- TASK STATEMENT
Repeat each record exactly as written, and drop any images.

Chart and figure data

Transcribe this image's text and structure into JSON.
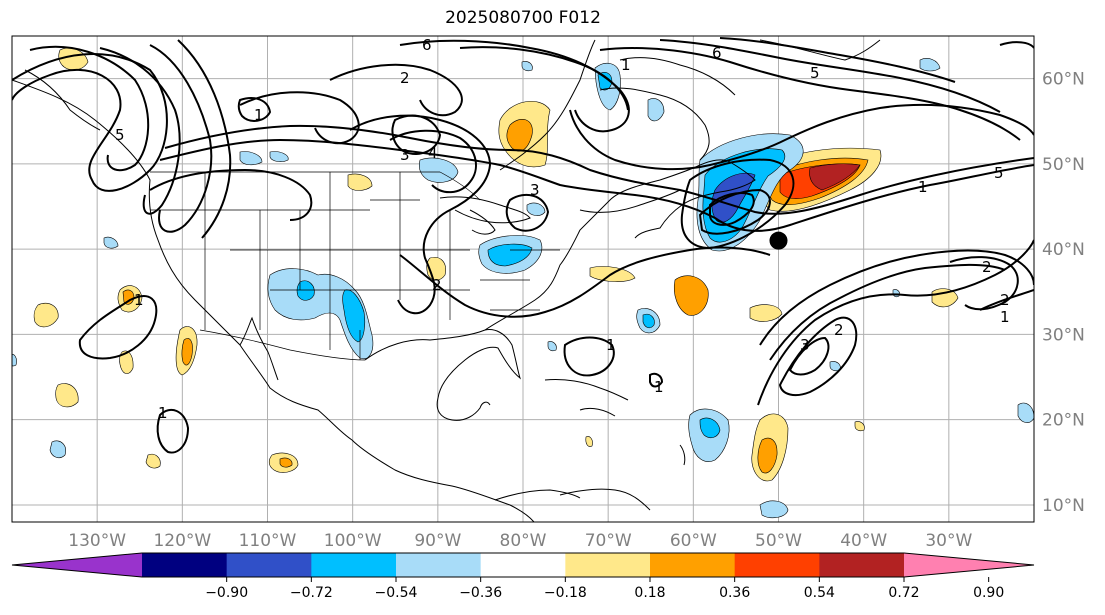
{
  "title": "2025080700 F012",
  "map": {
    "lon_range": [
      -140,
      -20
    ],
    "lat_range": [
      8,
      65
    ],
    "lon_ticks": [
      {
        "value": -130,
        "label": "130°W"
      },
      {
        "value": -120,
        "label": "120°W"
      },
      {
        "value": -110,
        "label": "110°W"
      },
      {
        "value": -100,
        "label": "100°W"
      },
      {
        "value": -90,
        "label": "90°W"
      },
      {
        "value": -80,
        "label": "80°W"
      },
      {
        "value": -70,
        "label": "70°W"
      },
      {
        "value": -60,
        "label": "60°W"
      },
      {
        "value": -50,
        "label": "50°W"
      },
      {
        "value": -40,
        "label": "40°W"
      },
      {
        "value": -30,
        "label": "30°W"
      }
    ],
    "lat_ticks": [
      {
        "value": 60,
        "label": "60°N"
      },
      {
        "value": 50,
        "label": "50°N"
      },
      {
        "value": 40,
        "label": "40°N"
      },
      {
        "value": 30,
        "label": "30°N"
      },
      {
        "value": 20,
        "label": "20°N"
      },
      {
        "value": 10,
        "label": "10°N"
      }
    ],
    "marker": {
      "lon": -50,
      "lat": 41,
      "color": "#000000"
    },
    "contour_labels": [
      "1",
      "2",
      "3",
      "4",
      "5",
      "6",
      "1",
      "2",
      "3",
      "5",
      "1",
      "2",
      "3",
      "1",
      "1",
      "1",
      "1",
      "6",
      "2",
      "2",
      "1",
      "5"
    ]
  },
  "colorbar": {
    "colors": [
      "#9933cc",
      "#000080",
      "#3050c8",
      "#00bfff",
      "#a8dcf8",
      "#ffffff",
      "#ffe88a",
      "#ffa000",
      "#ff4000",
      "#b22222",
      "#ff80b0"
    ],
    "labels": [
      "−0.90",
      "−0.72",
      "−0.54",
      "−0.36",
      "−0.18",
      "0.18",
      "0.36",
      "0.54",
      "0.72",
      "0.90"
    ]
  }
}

- EXPECTED ANSWER
Transcribe this image's text and structure into JSON.
{
  "title": "2025080700 F012",
  "map": {
    "lon_range": [
      -140,
      -20
    ],
    "lat_range": [
      8,
      65
    ],
    "lon_ticks": [
      {
        "value": -130,
        "label": "130°W"
      },
      {
        "value": -120,
        "label": "120°W"
      },
      {
        "value": -110,
        "label": "110°W"
      },
      {
        "value": -100,
        "label": "100°W"
      },
      {
        "value": -90,
        "label": "90°W"
      },
      {
        "value": -80,
        "label": "80°W"
      },
      {
        "value": -70,
        "label": "70°W"
      },
      {
        "value": -60,
        "label": "60°W"
      },
      {
        "value": -50,
        "label": "50°W"
      },
      {
        "value": -40,
        "label": "40°W"
      },
      {
        "value": -30,
        "label": "30°W"
      }
    ],
    "lat_ticks": [
      {
        "value": 60,
        "label": "60°N"
      },
      {
        "value": 50,
        "label": "50°N"
      },
      {
        "value": 40,
        "label": "40°N"
      },
      {
        "value": 30,
        "label": "30°N"
      },
      {
        "value": 20,
        "label": "20°N"
      },
      {
        "value": 10,
        "label": "10°N"
      }
    ],
    "marker": {
      "lon": -50,
      "lat": 41,
      "color": "#000000"
    },
    "contour_labels": [
      "1",
      "2",
      "3",
      "4",
      "5",
      "6",
      "1",
      "2",
      "3",
      "5",
      "1",
      "2",
      "3",
      "1",
      "1",
      "1",
      "1",
      "6",
      "2",
      "2",
      "1",
      "5"
    ]
  },
  "colorbar": {
    "colors": [
      "#9933cc",
      "#000080",
      "#3050c8",
      "#00bfff",
      "#a8dcf8",
      "#ffffff",
      "#ffe88a",
      "#ffa000",
      "#ff4000",
      "#b22222",
      "#ff80b0"
    ],
    "labels": [
      "−0.90",
      "−0.72",
      "−0.54",
      "−0.36",
      "−0.18",
      "0.18",
      "0.36",
      "0.54",
      "0.72",
      "0.90"
    ]
  }
}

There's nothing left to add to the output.